#### Tasks
1/ Revise the passage on peer influence and adolescent smoking between "In aggregate, we" and "for continuation studies.", inclusive, and replace "longitudinal measures" with "repeated measures".
2/ In the passage on peer influence and adolescent smoking, which sources are cited for the robust variance estimation approach? List every one.
3/ According to the passage on peer influence and adolescent smoking, what was the average length of time between T1 and T2 for the initiation studies?

* begin Source text *

Adolescence is a transition period during which young people start to move away from total emotional dependence on their parents to navigate their independent roles in society. Thus, peers often fulfill needs for social validation and acceptance and are considered the most valued social referents (Fuligni & Eccles, 1993). The influence of peers is so potent that peer behaviors become a major risk factor for smoking initiation and continuation in adolescence. In addition to increasing the availability of cigarettes, smoking peers demonstrate tobacco use behaviors that nonsmoker adolescents try to learn and imitate, and intentionally or unintentionally establish a smoking norm that pressures adolescents who do not smoke. Once smoking begins, socialization and peer selection processes are likely to further reinforce the adolescents’ decisions to continue smoking in the company of their peers.

Understanding and quantifying the effect of peer behavior on adolescent smoking initiation and continuation are essential due to the high morbidity and mortality rates attributable to smoking and the fact that early initiation is associated with a number of adverse outcomes (e.g., Ellickson, Tucker, & Klein, 2001; Milberger, Biederman, Faraone, Chen, & Jones, 1997; Park, Romer, & Lim, 2013). Most of the reviews in this area, however, have focused on cross-sectional studies and did not distinguish the temporal precedence of the smoking behaviors of the adolescents versus their peers. Furthermore, most existing reviews or syntheses examining effects of peers on smoking behaviors are narrative and come to conclusions based on “vote-counting” (Lipsey & Wilson, 2001). The present study applied a systematic and rigorous meta-analytic method and examined high quality longitudinal studies of varying duration. In an attempt to more precisely synthesize and quantify the association of peer behavior with smoking initiation and continuation, we also employed the robust variance estimation approach (RVE) with small-sample corrections, a mathematically sound and well-validated method for modeling within-study dependence among effect sizes (Hedges et al., 2010; Samson et al., 2012; Scammacca, Roberts, & Stuebing, 2014; Tanner-Smith & Tipton, 2014; Tipton, 2015). Finally, examining potential moderators of the effect allows us to advance theories of social influence on risk taking during adolescence.

In aggregate, we found significant effects of peer smoking on adolescent smoking initiation and continuation behaviors with appreciable magnitude longitudinally: adolescents were about twice as likely to initiate or continue smoking if their peers or friends smoked. In addition, we showed the important role of peers on both initiation and continuation with longitudinal measures, further validating the theoretical and practical value of this predictor. Indeed, peer behaviors appear to have a long lasting effect, with the average lengths of time between T1 and T2 in our study being 31 months (SD = 28) for initiation studies and 25 months (SD = 24) for continuation studies.

We also identified factors moderating the associations between peer behavior and the two types of smoking behaviors. Specifically, interpersonal closeness of peers was a significant moderator for smoking initiation such that smoking onset was more likely when there was a close connection to friends or peers who smoked. Collectivism levels significantly moderated the association between peer behavior and both smoking behaviors, such that the influence of peer smoking on both initiation and continuation was found to be stronger for more collectivistic populations.

* end Source text *
* begin Entries shown *

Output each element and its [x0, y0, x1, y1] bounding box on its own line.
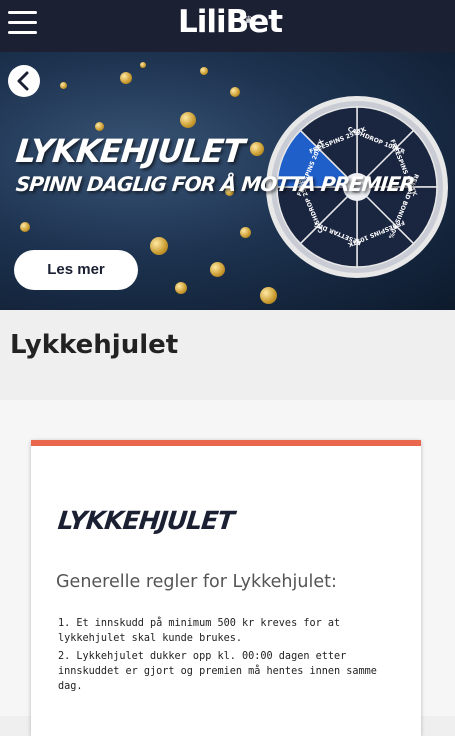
rules-heading: Generelle regler for Lykkehjulet: — [56, 572, 337, 592]
content-area: LYKKEHJULET Generelle regler for Lykkehj… — [0, 400, 455, 736]
site-logo[interactable]: LiliBet ♛ — [178, 2, 283, 42]
page-title-section: Lykkehjulet — [0, 310, 455, 395]
crown-icon: ♛ — [244, 15, 253, 26]
banner-title: LYKKEHJULET — [14, 132, 246, 170]
page-title: Lykkehjulet — [10, 330, 179, 360]
rules-list: 1. Et innskudd på minimum 500 kr kreves … — [58, 616, 398, 697]
rule-item: 2. Lykkehjulet dukker opp kl. 00:00 dage… — [58, 651, 377, 692]
banner-subtitle: SPINN DAGLIG FOR Å MOTTA PREMIER — [14, 172, 416, 196]
hamburger-icon[interactable] — [8, 11, 37, 35]
back-button[interactable] — [8, 65, 40, 97]
read-more-button[interactable]: Les mer — [14, 250, 138, 290]
top-nav-bar: LiliBet ♛ — [0, 0, 455, 52]
card-logo: LYKKEHJULET — [56, 506, 236, 535]
rules-card: LYKKEHJULET Generelle regler for Lykkehj… — [31, 440, 421, 736]
rule-item: 1. Et innskudd på minimum 500 kr kreves … — [58, 618, 341, 644]
chevron-left-icon — [17, 71, 29, 91]
logo-text: LiliBet — [178, 4, 283, 40]
promo-banner: CASHDROP 100KR FREESPINS 50STK RELOAD BONU… — [0, 52, 455, 310]
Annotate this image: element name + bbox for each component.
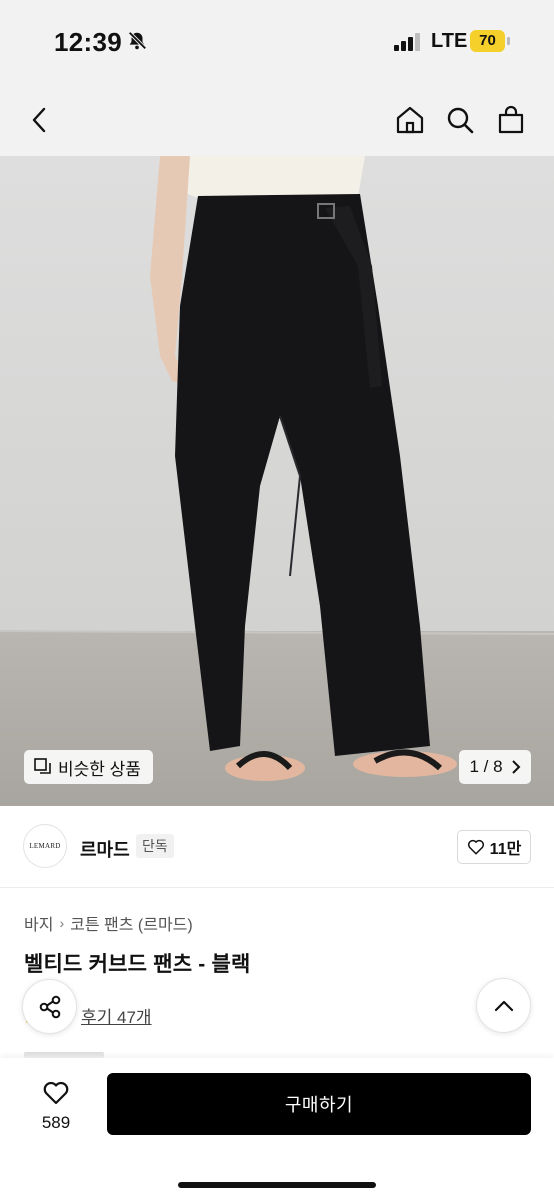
chevron-right-icon	[511, 760, 520, 774]
battery-level: 70	[479, 32, 496, 49]
heart-icon	[467, 839, 484, 855]
bell-slash-icon	[128, 31, 147, 50]
chevron-up-icon	[494, 1000, 513, 1011]
product-image-gallery[interactable]: 비슷한 상품 1 / 8	[0, 156, 554, 806]
wishlist-button[interactable]: 589	[24, 1074, 88, 1138]
product-title: 벨티드 커브드 팬츠 - 블랙	[24, 953, 251, 976]
heart-icon	[43, 1081, 69, 1105]
brand-logo[interactable]: LEMARD	[23, 824, 67, 868]
brand-row: LEMARD 르마드 단독 11만	[0, 806, 554, 888]
breadcrumb-item[interactable]: 바지	[24, 911, 53, 935]
status-time: 12:39	[54, 27, 122, 57]
nav-header	[0, 84, 554, 156]
bottom-action-bar: 589 구매하기	[0, 1058, 554, 1200]
signal-icon	[394, 33, 420, 51]
cart-button[interactable]	[491, 100, 531, 140]
back-button[interactable]	[20, 100, 60, 140]
shopping-bag-icon	[498, 105, 524, 134]
battery-indicator: 70	[470, 30, 510, 52]
exclusive-badge: 단독	[136, 834, 174, 858]
brand-name[interactable]: 르마드	[80, 836, 130, 862]
similar-products-label: 비슷한 상품	[58, 759, 141, 779]
home-icon	[396, 106, 424, 134]
share-button[interactable]	[22, 979, 77, 1034]
search-icon	[447, 107, 474, 134]
chevron-left-icon	[32, 107, 46, 133]
product-photo	[0, 156, 554, 806]
brand-like-button[interactable]: 11만	[457, 830, 531, 864]
share-icon	[39, 995, 60, 1018]
buy-button[interactable]: 구매하기	[107, 1073, 531, 1135]
breadcrumb-separator: ›	[59, 915, 65, 931]
similar-items-icon	[34, 758, 51, 774]
search-button[interactable]	[440, 100, 480, 140]
network-label: LTE	[431, 30, 468, 52]
breadcrumb-item[interactable]: 코튼 팬츠 (르마드)	[70, 911, 193, 935]
page-counter: 1 / 8	[469, 757, 503, 776]
home-indicator[interactable]	[178, 1182, 376, 1188]
review-link[interactable]: 후기 47개	[81, 1003, 152, 1028]
brand-like-count: 11만	[489, 841, 522, 858]
status-bar: 12:39 LTE 70	[0, 0, 554, 84]
image-page-indicator[interactable]: 1 / 8	[459, 750, 531, 784]
similar-products-button[interactable]: 비슷한 상품	[24, 750, 153, 784]
scroll-to-top-button[interactable]	[476, 978, 531, 1033]
home-button[interactable]	[390, 100, 430, 140]
battery-cap	[507, 37, 510, 45]
wishlist-count: 589	[41, 1113, 71, 1132]
breadcrumb: 바지 › 코튼 팬츠 (르마드)	[24, 911, 193, 935]
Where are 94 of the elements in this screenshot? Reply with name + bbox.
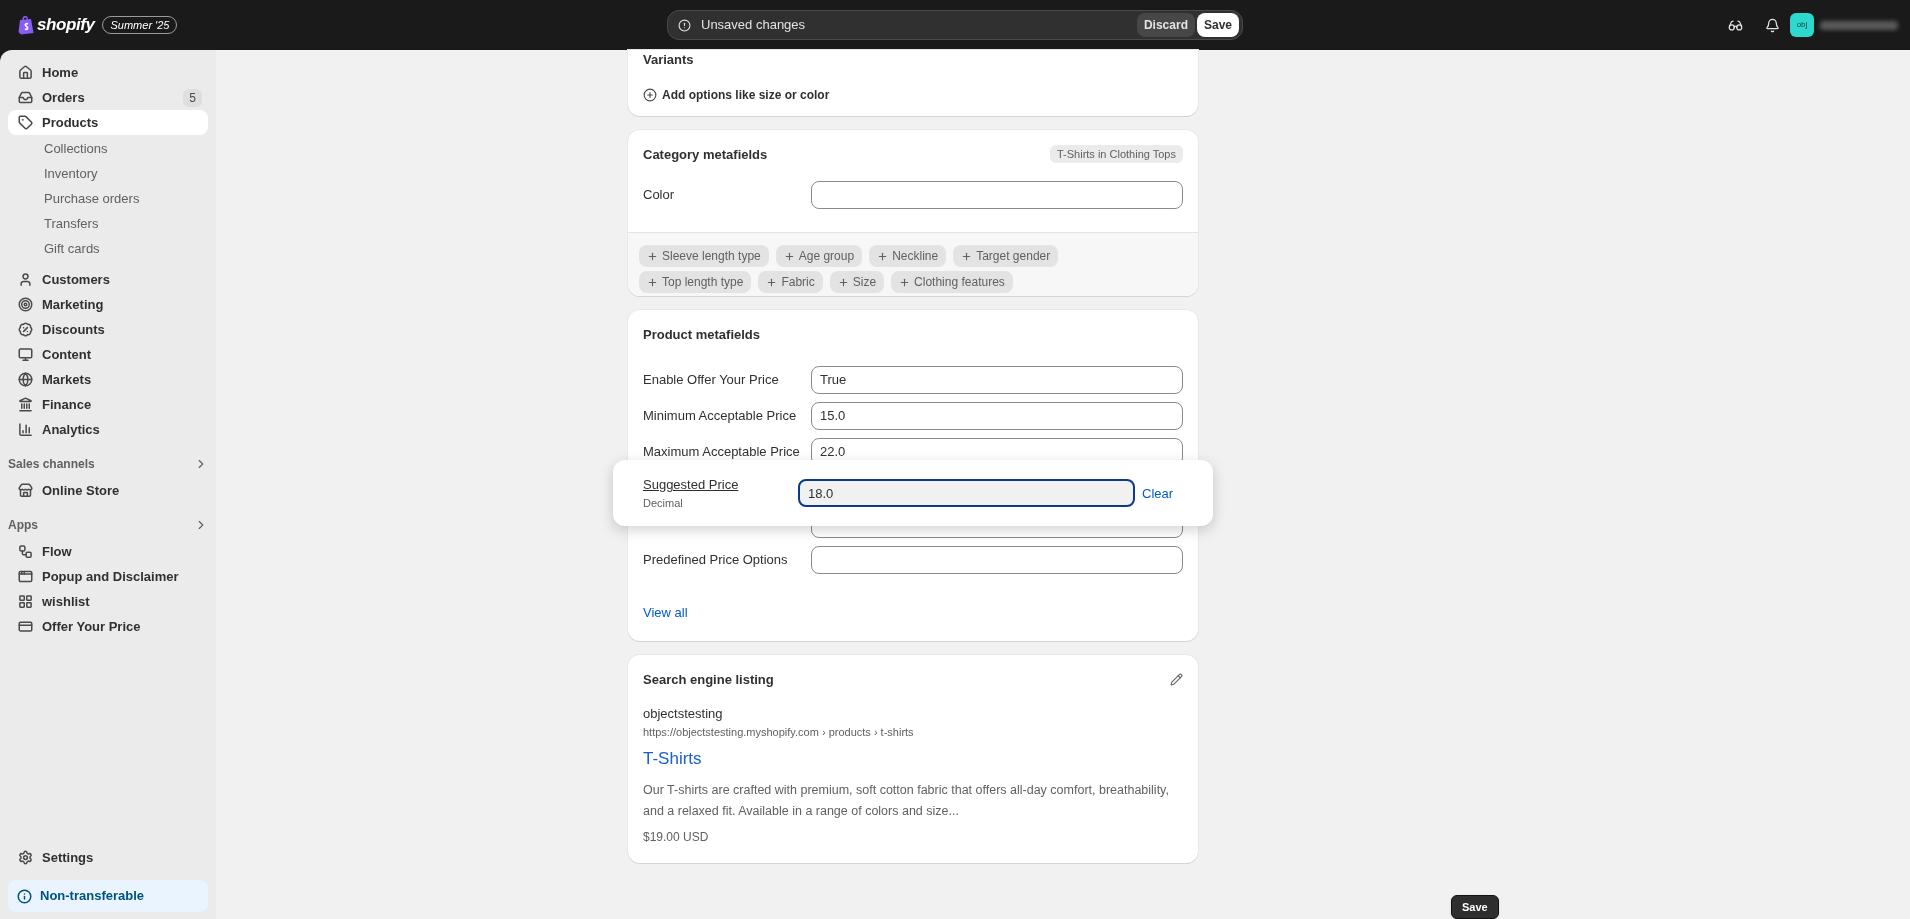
section-title: Apps bbox=[8, 517, 38, 534]
page-description: Our T-shirts are crafted with premium, soft cotton fabric that offers all-day comfort, breathability, and a relaxed fit. Available in a range of colors and size... bbox=[643, 781, 1170, 820]
card-title: Product metafields bbox=[643, 326, 762, 345]
card-title: Search engine listing bbox=[643, 670, 774, 689]
metafield-suggestion-chip[interactable]: Age group bbox=[775, 245, 863, 267]
percent-badge-icon bbox=[18, 322, 33, 337]
field-label: Enable Offer Your Price bbox=[643, 371, 779, 389]
logo-text: shopify bbox=[37, 14, 95, 37]
nav-item[interactable]: Collections bbox=[8, 136, 208, 161]
site-name: objectstesting bbox=[643, 705, 724, 724]
plus-icon bbox=[837, 276, 849, 288]
field-label: Color bbox=[643, 186, 675, 205]
store-icon bbox=[18, 483, 33, 498]
alert-icon bbox=[678, 18, 691, 32]
nav-item[interactable]: Purchase orders bbox=[8, 186, 208, 211]
nav-item[interactable]: Markets bbox=[8, 367, 208, 392]
field-label: Maximum Acceptable Price bbox=[643, 443, 800, 461]
count-badge: 5 bbox=[183, 88, 202, 107]
nav-item[interactable]: Customers bbox=[8, 267, 208, 292]
nav-item[interactable]: Content bbox=[8, 342, 208, 367]
bank-icon bbox=[18, 397, 33, 412]
app-window-icon bbox=[18, 569, 33, 584]
nav-item[interactable]: Flow bbox=[8, 539, 208, 564]
nav-item[interactable]: Popup and Disclaimer bbox=[8, 564, 208, 589]
inbox-icon bbox=[18, 90, 33, 105]
nav-item[interactable]: Home bbox=[8, 60, 208, 85]
price: $19.00 USD bbox=[643, 828, 710, 846]
discard-button[interactable]: Discard bbox=[1136, 13, 1195, 37]
plus-icon bbox=[647, 250, 658, 262]
monitor-icon bbox=[18, 347, 33, 362]
notification-bell-icon[interactable] bbox=[1765, 17, 1780, 33]
nav-item[interactable]: Products bbox=[8, 110, 208, 135]
tag-icon bbox=[18, 115, 33, 130]
text-field[interactable] bbox=[811, 545, 1183, 574]
info-banner: Non-transferable bbox=[8, 880, 208, 912]
text-field[interactable]: 15.0 bbox=[811, 401, 1183, 430]
nav-item[interactable]: Finance bbox=[8, 392, 208, 417]
field-label: Predefined Price Options bbox=[643, 551, 788, 569]
page-title: T-Shirts bbox=[643, 748, 703, 771]
plus-circle-icon bbox=[643, 87, 657, 102]
nav-item[interactable]: Inventory bbox=[8, 161, 208, 186]
page-url: https://objectstesting.myshopify.com › products › t-shirts bbox=[643, 724, 915, 740]
metafield-suggestion-chip[interactable]: Sleeve length type bbox=[639, 245, 769, 267]
target-icon bbox=[18, 297, 33, 312]
plus-icon bbox=[783, 250, 795, 262]
nav-item[interactable]: Transfers bbox=[8, 211, 208, 236]
edit-icon[interactable] bbox=[1170, 673, 1183, 686]
unsaved-message: Unsaved changes bbox=[701, 16, 807, 35]
text-field[interactable] bbox=[811, 181, 1183, 209]
settings-icon bbox=[18, 850, 33, 865]
view-all-link[interactable]: View all bbox=[643, 602, 688, 623]
card-title: Variants bbox=[643, 51, 695, 69]
nav-item[interactable]: Gift cards bbox=[8, 236, 208, 261]
suggested-price-field[interactable]: 18.0 bbox=[798, 479, 1135, 508]
nav-item[interactable]: wishlist bbox=[8, 589, 208, 614]
nav-item[interactable]: Settings bbox=[8, 845, 208, 870]
globe-icon bbox=[18, 372, 33, 387]
home-icon bbox=[18, 65, 33, 80]
plus-icon bbox=[766, 276, 778, 288]
metafield-suggestion-chip[interactable]: Size bbox=[829, 271, 885, 293]
metafield-suggestion-chip[interactable]: Top length type bbox=[639, 271, 752, 293]
grid-icon bbox=[18, 594, 33, 609]
add-options-button[interactable]: Add options like size or color bbox=[643, 85, 830, 104]
nav-item[interactable]: Orders 5 bbox=[8, 85, 208, 110]
field-type: Decimal bbox=[643, 495, 684, 511]
save-button[interactable]: Save bbox=[1451, 895, 1499, 919]
avatar[interactable]: obj bbox=[1790, 13, 1814, 37]
nav-item[interactable]: Marketing bbox=[8, 292, 208, 317]
plus-icon bbox=[647, 276, 658, 288]
nav-item[interactable]: Analytics bbox=[8, 417, 208, 442]
metafield-suggestion-chip[interactable]: Neckline bbox=[869, 245, 947, 267]
person-icon bbox=[18, 272, 33, 287]
section-title: Sales channels bbox=[8, 456, 95, 473]
shopping-bag-icon bbox=[18, 15, 34, 35]
nav-item[interactable]: Offer Your Price bbox=[8, 614, 208, 639]
text-field[interactable]: True bbox=[811, 365, 1183, 394]
workflow-icon bbox=[18, 544, 33, 559]
plus-icon bbox=[877, 250, 889, 262]
field-label: Minimum Acceptable Price bbox=[643, 407, 797, 425]
metafield-suggestion-chip[interactable]: Fabric bbox=[758, 271, 823, 293]
nav-item[interactable]: Online Store bbox=[8, 478, 208, 503]
info-icon bbox=[17, 888, 32, 904]
plus-icon bbox=[899, 276, 911, 288]
bar-chart-icon bbox=[18, 422, 33, 437]
card-icon bbox=[18, 619, 33, 634]
plus-icon bbox=[961, 250, 973, 262]
save-button[interactable]: Save bbox=[1196, 13, 1239, 37]
metafield-suggestion-chip[interactable]: Target gender bbox=[953, 245, 1059, 267]
field-label: Suggested Price bbox=[643, 476, 740, 495]
category-tag: T-Shirts in Clothing Tops bbox=[1049, 145, 1183, 164]
clear-button[interactable]: Clear bbox=[1142, 483, 1174, 503]
nav-item[interactable]: Discounts bbox=[8, 317, 208, 342]
card-title: Category metafields bbox=[643, 145, 768, 164]
metafield-suggestion-chip[interactable]: Clothing features bbox=[891, 271, 1013, 293]
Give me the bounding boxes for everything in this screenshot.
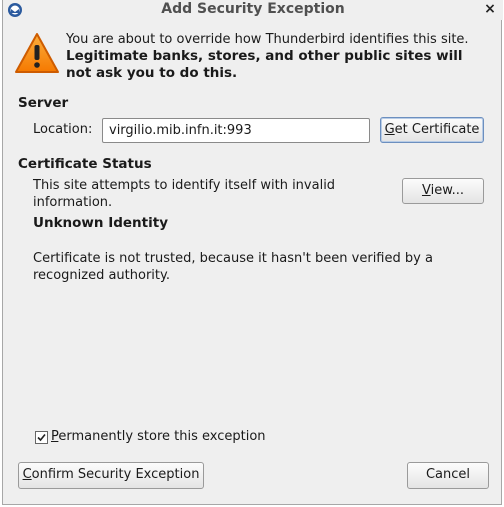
certificate-status-heading: Certificate Status	[18, 156, 152, 172]
checkmark-icon	[37, 433, 46, 442]
permanent-store-checkbox[interactable]	[35, 431, 48, 444]
dialog-window: Add Security Exception × You are about t…	[2, 0, 503, 505]
view-button[interactable]: View...	[402, 178, 484, 204]
close-icon[interactable]: ×	[483, 0, 497, 18]
get-certificate-button[interactable]: Get Certificate	[380, 117, 484, 143]
location-label: Location:	[33, 122, 93, 137]
server-heading: Server	[18, 95, 69, 111]
intro-warning: Legitimate banks, stores, and other publ…	[66, 48, 463, 81]
intro-message: You are about to override how Thunderbir…	[66, 31, 486, 82]
invalid-info-text: This site attempts to identify itself wi…	[33, 178, 336, 210]
cancel-button[interactable]: Cancel	[407, 462, 489, 489]
unknown-identity-text: Certificate is not trusted, because it h…	[33, 251, 433, 283]
warning-triangle-icon	[15, 33, 59, 73]
permanent-store-label[interactable]: Permanently store this exception	[51, 429, 266, 444]
title-bar[interactable]: Add Security Exception ×	[3, 0, 503, 20]
unknown-identity-heading: Unknown Identity	[33, 215, 169, 231]
intro-line: You are about to override how Thunderbir…	[66, 32, 469, 47]
window-title: Add Security Exception	[161, 1, 345, 17]
confirm-security-exception-button[interactable]: Confirm Security Exception	[18, 462, 204, 489]
location-input[interactable]: virgilio.mib.infn.it:993	[102, 118, 370, 143]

* end Entries shown *

#### Solutions to the problems
1/
In aggregate, we found significant effects of peer smoking on adolescent smoking initiation and continuation behaviors with appreciable magnitude longitudinally: adolescents were about twice as likely to initiate or continue smoking if their peers or friends smoked. In addition, we showed the important role of peers on both initiation and continuation with repeated measures, further validating the theoretical and practical value of this predictor. Indeed, peer behaviors appear to have a long lasting effect, with the average lengths of time between T1 and T2 in our study being 31 months (SD = 28) for initiation studies and 25 months (SD = 24) for continuation studies.

2/
- Hedges et al., 2010
- Samson et al., 2012
- Scammacca, Roberts, & Stuebing, 2014
- Tanner-Smith & Tipton, 2014
- Tipton, 2015

3/ 31 months (SD = 28)